[Start of Attachment]

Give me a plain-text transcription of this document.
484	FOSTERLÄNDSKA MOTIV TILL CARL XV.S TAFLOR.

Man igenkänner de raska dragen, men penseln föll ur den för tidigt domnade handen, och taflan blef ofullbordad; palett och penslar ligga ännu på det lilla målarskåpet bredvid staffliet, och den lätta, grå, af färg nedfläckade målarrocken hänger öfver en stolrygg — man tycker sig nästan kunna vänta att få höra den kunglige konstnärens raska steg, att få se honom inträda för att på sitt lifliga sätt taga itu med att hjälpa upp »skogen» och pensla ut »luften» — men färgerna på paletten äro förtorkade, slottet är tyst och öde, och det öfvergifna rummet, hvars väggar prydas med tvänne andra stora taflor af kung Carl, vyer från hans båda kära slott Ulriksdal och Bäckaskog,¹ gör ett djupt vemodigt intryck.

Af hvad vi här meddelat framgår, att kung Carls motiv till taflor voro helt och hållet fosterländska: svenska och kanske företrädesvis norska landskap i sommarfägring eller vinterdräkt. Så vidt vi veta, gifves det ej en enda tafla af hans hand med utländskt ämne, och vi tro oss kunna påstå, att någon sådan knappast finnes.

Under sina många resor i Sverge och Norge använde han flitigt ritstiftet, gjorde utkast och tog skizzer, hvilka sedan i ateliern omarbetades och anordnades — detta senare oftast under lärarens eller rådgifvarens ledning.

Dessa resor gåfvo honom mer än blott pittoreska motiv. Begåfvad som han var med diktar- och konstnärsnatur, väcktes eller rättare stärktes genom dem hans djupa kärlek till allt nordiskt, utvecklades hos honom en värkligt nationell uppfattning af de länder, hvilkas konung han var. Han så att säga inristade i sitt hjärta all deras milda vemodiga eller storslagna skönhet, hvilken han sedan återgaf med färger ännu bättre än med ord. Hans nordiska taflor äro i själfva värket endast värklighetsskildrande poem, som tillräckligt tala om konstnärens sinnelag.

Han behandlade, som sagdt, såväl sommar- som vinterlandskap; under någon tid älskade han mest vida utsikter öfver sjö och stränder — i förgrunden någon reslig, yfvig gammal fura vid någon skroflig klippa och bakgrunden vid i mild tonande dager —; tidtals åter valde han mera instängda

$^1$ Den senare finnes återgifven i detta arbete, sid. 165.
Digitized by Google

[End of Attachment]

▶ PROBLEM DESCRIPTION:
Within the listing, how many lines hold "senare"? Write only that number.

▶ RESULT FOR THIS EXERCISE:
2